* Selected extract
-------
Re: switching to 'direct path read' should help prevent thrashing buffer cache ?

Home -> Community -> Usenet -> c.d.o.server -> Re: switching to 'direct path read' should help prevent thrashing buffer cache ?

From: Jonathan Lewis <jonathan_at_jlcomp.demon.co.uk>
Date: Thu, 21 Dec 2006 23:06:08 -0000
Message-ID: <UZudnVqEnaX-jhbYRVnyrQA@bt.com>

<p.santos000_at_gmail.com> wrote in message news:1166725969.230627.255110_at_a3g2000cwd.googlegroups.com...
>
> Jonathan Lewis wrote:
>> <p.santos000_at_gmail.com> wrote in message
>> news:1166653299.575962.3830_at_48g2000cwx.googlegroups.com...
>> > Folks,
>> > Our environment is neither an OLTP nor a DSS system. We have
>> > transactions that cross boundaries.
>> >
>> > Particularly we have these one of jobs that many of our customers run
>> > at any time during the
>> > day in which they chose to clear a table column.
>> > Most clients clear anywhere from 1 million rows to 11 million rows
>> > per job.
>> >
>> > The pseudo-code and SQL looks like this:
>> >
>> > while SQL%ROWCOUNT < 500,000
>> > do
>> > UPDATE DEMO_<CLIENT_ID>
>> > set col1= null,
>> > col2= null,
>> > col3= null
>> > WHERE ( col1 is not null OR
>> > col2 is not null OR
>> > col3 is not null ) AND ROWNUM <= 500,000;
>> > commit;
>> > done.
>> >
>> > We use a ROWNUM limit in order to prevent row blocking for other
>> > processes that
>> > might be processing single row dml against the table ..
>> >
>> > We have increased the efficiency of these processes .. making IO
>> > faster and now customers
>> > are just doing it more often. ... this obviously thrashes my buffer
>> > cache.
>> >
>> > Nearly all updates spend most of their time waiting on 'db file
>> > scattered read'.
>> > We have db_file_multiblock_read_count = 128.
>> >
>> > Should also mention that this process connects via a shared/mts
>> > connection... although
>> > we can change that if needed.
>> >
>> > I'm thinking about having just this process run in parallel in order
>> > to
>> > bypass the buffer cache because, I don't believe this process benefits
>> > from caching and it causes blocks to age out faster for other clients
>> > that are doing other things .. and do benefit from caching.
>> >
>> > My thought is that if I switch this to a dedicated connection and I
>> > add a PARALLEL hint
>> > ( even if it's just 2 parallel servers per job), the job will
>> > complete faster, it will prevent my cache from being thrashed only at
>> > the cost of more pga memory , and a little bit more io.
-------
* Stored rows
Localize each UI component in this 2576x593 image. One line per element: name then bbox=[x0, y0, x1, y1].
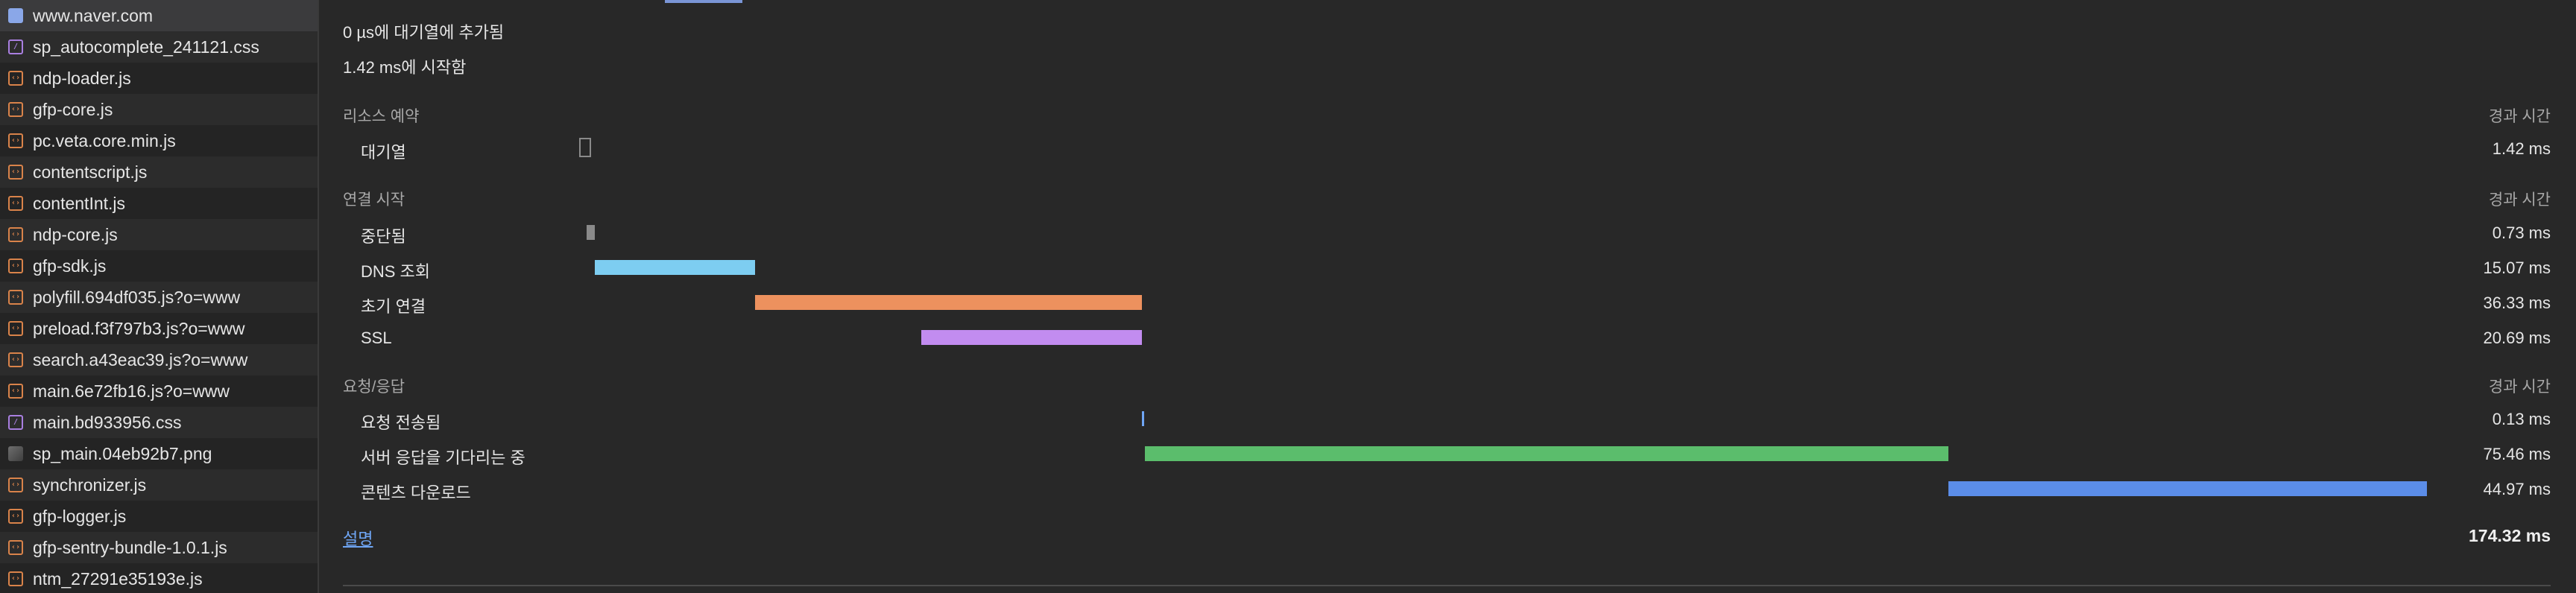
phase-label: 콘텐츠 다운로드 bbox=[361, 483, 471, 502]
request-item[interactable]: ‹› ndp-core.js bbox=[0, 219, 318, 250]
request-item[interactable]: ‹› main.6e72fb16.js?o=www bbox=[0, 375, 318, 407]
request-item-label: gfp-logger.js bbox=[33, 506, 127, 526]
timing-panel: 0 µs에 대기열에 추가됨 1.42 ms에 시작함 리소스 예약 경과 시간 대… bbox=[319, 0, 2576, 593]
script-file-icon: ‹› bbox=[8, 290, 23, 305]
request-item[interactable]: ‹› ndp-loader.js bbox=[0, 63, 318, 94]
request-item-label: main.6e72fb16.js?o=www bbox=[33, 381, 230, 401]
phase-duration: 36.33 ms bbox=[2483, 294, 2551, 312]
request-list-sidebar: www.naver.com / sp_autocomplete_241121.css… bbox=[0, 0, 319, 593]
script-file-icon: ‹› bbox=[8, 196, 23, 211]
request-item-label: gfp-core.js bbox=[33, 99, 113, 119]
request-item-label: contentInt.js bbox=[33, 193, 126, 213]
script-file-icon: ‹› bbox=[8, 133, 23, 148]
script-file-icon: ‹› bbox=[8, 571, 23, 586]
request-item[interactable]: ‹› polyfill.694df035.js?o=www bbox=[0, 282, 318, 313]
script-file-icon: ‹› bbox=[8, 259, 23, 273]
request-item[interactable]: ‹› gfp-core.js bbox=[0, 94, 318, 125]
script-file-icon: ‹› bbox=[8, 540, 23, 555]
document-icon bbox=[8, 8, 23, 23]
phase-label: 서버 응답을 기다리는 중 bbox=[361, 448, 525, 467]
request-item-label: gfp-sdk.js bbox=[33, 256, 107, 276]
elapsed-time-header: 경과 시간 bbox=[2488, 108, 2551, 125]
bottom-divider bbox=[343, 585, 2551, 586]
phase-bar bbox=[921, 330, 1142, 345]
request-item[interactable]: ‹› ntm_27291e35193e.js bbox=[0, 563, 318, 593]
request-item-label: www.naver.com bbox=[33, 5, 154, 25]
elapsed-time-header: 경과 시간 bbox=[2488, 378, 2551, 396]
request-item[interactable]: / sp_autocomplete_241121.css bbox=[0, 31, 318, 63]
image-file-icon bbox=[8, 446, 23, 461]
phase-label: 요청 전송됨 bbox=[361, 413, 441, 432]
selected-tab-indicator bbox=[665, 0, 742, 3]
phase-label: 중단됨 bbox=[361, 227, 406, 246]
section-title: 연결 시작 bbox=[343, 191, 405, 209]
request-item-label: sp_main.04eb92b7.png bbox=[33, 443, 212, 463]
elapsed-time-header: 경과 시간 bbox=[2488, 191, 2551, 209]
phase-bar bbox=[1145, 446, 1948, 461]
explanation-link[interactable]: 설명 bbox=[343, 530, 373, 548]
request-item-label: contentscript.js bbox=[33, 162, 148, 182]
phase-label: SSL bbox=[361, 329, 392, 347]
request-item[interactable]: ‹› contentInt.js bbox=[0, 188, 318, 219]
request-item[interactable]: www.naver.com bbox=[0, 0, 318, 31]
request-item-label: polyfill.694df035.js?o=www bbox=[33, 287, 241, 307]
request-item[interactable]: ‹› contentscript.js bbox=[0, 156, 318, 188]
request-item-label: sp_autocomplete_241121.css bbox=[33, 37, 259, 57]
phase-duration: 1.42 ms bbox=[2492, 139, 2551, 158]
section-title: 리소스 예약 bbox=[343, 108, 420, 125]
script-file-icon: ‹› bbox=[8, 321, 23, 336]
request-item-label: preload.f3f797b3.js?o=www bbox=[33, 318, 245, 338]
total-duration: 174.32 ms bbox=[2469, 526, 2551, 545]
phase-duration: 0.73 ms bbox=[2492, 223, 2551, 242]
request-item[interactable]: / main.bd933956.css bbox=[0, 407, 318, 438]
request-item[interactable]: ‹› gfp-logger.js bbox=[0, 501, 318, 532]
request-item[interactable]: ‹› synchronizer.js bbox=[0, 469, 318, 501]
phase-bar bbox=[754, 295, 1142, 310]
css-file-icon: / bbox=[8, 415, 23, 430]
script-file-icon: ‹› bbox=[8, 102, 23, 117]
phase-bar bbox=[1948, 481, 2427, 496]
request-item[interactable]: ‹› preload.f3f797b3.js?o=www bbox=[0, 313, 318, 344]
request-item-label: ndp-core.js bbox=[33, 224, 118, 244]
phase-bar bbox=[587, 225, 595, 240]
phase-bar bbox=[594, 260, 755, 275]
phase-duration: 0.13 ms bbox=[2492, 410, 2551, 428]
started-at-text: 1.42 ms에 시작함 bbox=[343, 58, 467, 77]
script-file-icon: ‹› bbox=[8, 71, 23, 86]
request-item[interactable]: ‹› gfp-sentry-bundle-1.0.1.js bbox=[0, 532, 318, 563]
request-item-label: synchronizer.js bbox=[33, 475, 147, 495]
request-item-label: gfp-sentry-bundle-1.0.1.js bbox=[33, 537, 227, 557]
queue-marker bbox=[579, 138, 591, 157]
script-file-icon: ‹› bbox=[8, 352, 23, 367]
request-item-label: ntm_27291e35193e.js bbox=[33, 568, 203, 589]
phase-duration: 15.07 ms bbox=[2483, 259, 2551, 277]
request-item[interactable]: ‹› pc.veta.core.min.js bbox=[0, 125, 318, 156]
phase-bar bbox=[1141, 411, 1144, 426]
queued-at-text: 0 µs에 대기열에 추가됨 bbox=[343, 23, 505, 42]
request-item-label: pc.veta.core.min.js bbox=[33, 130, 176, 150]
request-item-label: main.bd933956.css bbox=[33, 412, 182, 432]
request-item[interactable]: ‹› gfp-sdk.js bbox=[0, 250, 318, 282]
script-file-icon: ‹› bbox=[8, 165, 23, 180]
request-item[interactable]: sp_main.04eb92b7.png bbox=[0, 438, 318, 469]
request-item-label: ndp-loader.js bbox=[33, 68, 131, 88]
script-file-icon: ‹› bbox=[8, 227, 23, 242]
script-file-icon: ‹› bbox=[8, 509, 23, 524]
phase-label: DNS 조회 bbox=[361, 262, 431, 281]
phase-duration: 20.69 ms bbox=[2483, 329, 2551, 347]
request-item[interactable]: ‹› search.a43eac39.js?o=www bbox=[0, 344, 318, 375]
phase-label: 초기 연결 bbox=[361, 297, 426, 316]
script-file-icon: ‹› bbox=[8, 384, 23, 399]
phase-duration: 75.46 ms bbox=[2483, 445, 2551, 463]
css-file-icon: / bbox=[8, 39, 23, 54]
phase-duration: 44.97 ms bbox=[2483, 480, 2551, 498]
script-file-icon: ‹› bbox=[8, 478, 23, 492]
request-item-label: search.a43eac39.js?o=www bbox=[33, 349, 248, 370]
section-title: 요청/응답 bbox=[343, 378, 405, 396]
phase-label: 대기열 bbox=[361, 143, 406, 162]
-------
* What is asked
a: In the records, rewrite everything from the line containing "phase-label: 콘텐츠 다운로드" down to the line containing "request-item-label: www.naver.com bbox=[33, 5, 154, 25]", swapping "phase-label" for "stage-label" and keeping all else the same.
b: Carry on the Usenet thread about using direct path reads to keep a bulk update from thrashing the buffer cache, starting after its last line.
The Usenet thread and the records are separate, unrelated material.

* Expected responses
a:
stage-label: 콘텐츠 다운로드 bbox=[361, 483, 471, 502]
request-item[interactable]: ‹› ndp-core.js bbox=[0, 219, 318, 250]
request-item[interactable]: ‹› main.6e72fb16.js?o=www bbox=[0, 375, 318, 407]
request-item-label: gfp-logger.js bbox=[33, 506, 127, 526]
timing-panel: 0 µs에 대기열에 추가됨 1.42 ms에 시작함 리소스 예약 경과 시간 대… bbox=[319, 0, 2576, 593]
script-file-icon: ‹› bbox=[8, 290, 23, 305]
request-item[interactable]: ‹› ndp-loader.js bbox=[0, 63, 318, 94]
request-item-label: main.6e72fb16.js?o=www bbox=[33, 381, 230, 401]
phase-duration: 36.33 ms bbox=[2483, 294, 2551, 312]
request-list-sidebar: www.naver.com / sp_autocomplete_241121.css… bbox=[0, 0, 319, 593]
script-file-icon: ‹› bbox=[8, 196, 23, 211]
request-item-label: gfp-core.js bbox=[33, 99, 113, 119]
request-item-label: contentInt.js bbox=[33, 193, 126, 213]
script-file-icon: ‹› bbox=[8, 133, 23, 148]
script-file-icon: ‹› bbox=[8, 571, 23, 586]
request-item[interactable]: ‹› polyfill.694df035.js?o=www bbox=[0, 282, 318, 313]
script-file-icon: ‹› bbox=[8, 259, 23, 273]
request-item[interactable]: ‹› gfp-core.js bbox=[0, 94, 318, 125]
script-file-icon: ‹› bbox=[8, 540, 23, 555]
document-icon bbox=[8, 8, 23, 23]
stage-label: 서버 응답을 기다리는 중 bbox=[361, 448, 525, 467]
request-item-label: gfp-sdk.js bbox=[33, 256, 107, 276]
elapsed-time-header: 경과 시간 bbox=[2488, 108, 2551, 125]
bottom-divider bbox=[343, 585, 2551, 586]
phase-bar bbox=[921, 330, 1142, 345]
request-item[interactable]: ‹› ntm_27291e35193e.js bbox=[0, 563, 318, 593]
request-item-label: www.naver.com bbox=[33, 5, 154, 25]

b:
>> >
>> > I'm looking for the cons in doing something like this?
>> >
>>
>>
>> How big is the whole table that's being processed ?
>> How tightly co-located is the data set to be updated ?
>>
>> If you can run into locking issues doing this in a single
>> update, what does it mean for the business logic that
>> one process can (apparently) update rows that another
>> process is apparently trying to put out of bounds ?
>>
>> Parallel probably won't help - large tablescans (and
>> I assume this table is larger than 2% of the size of the
>> db_cache - but you could try setting it to NOCACHE)
>> use only the tail-end of the buffer, so tend not to do much
>> damage to the cache. Moreover, a parallel update will
>> lock the table - and you are committing regularly to try
>> and avoid locking issues.
>>
>>
>> If the few million rows represent a small fraction of the
>> data, with a good clustering effect, then creating a function
>> based index to identify them, and updating through the index
>> might help.
>>
>> Otherwise, take out the commit - you are repeatedly re-reading
>> the blocks that you have just changed, introducing extra costs
>> of cleanout, and excessive scattered reads (possibly assisted by
>> a file-system or disk cache, but still wasting resources.)
>>
>>
>>
>>
>> --
>> Regards
>>
>> Jonathan Lewis
>> http://jonathanlewis.wordpress.com
>>
>> Author: Cost Based Oracle: Fundamentals
>> http://www.jlcomp.demon.co.uk/cbo_book/ind_book.html
>>
>> The Co-operative Oracle Users' FAQ
>> http://www.jlcomp.demon.co.uk/faq/ind_faq.html
>
>
> Jonathan,
> I'm not sure how parallel updating the table will not be faster.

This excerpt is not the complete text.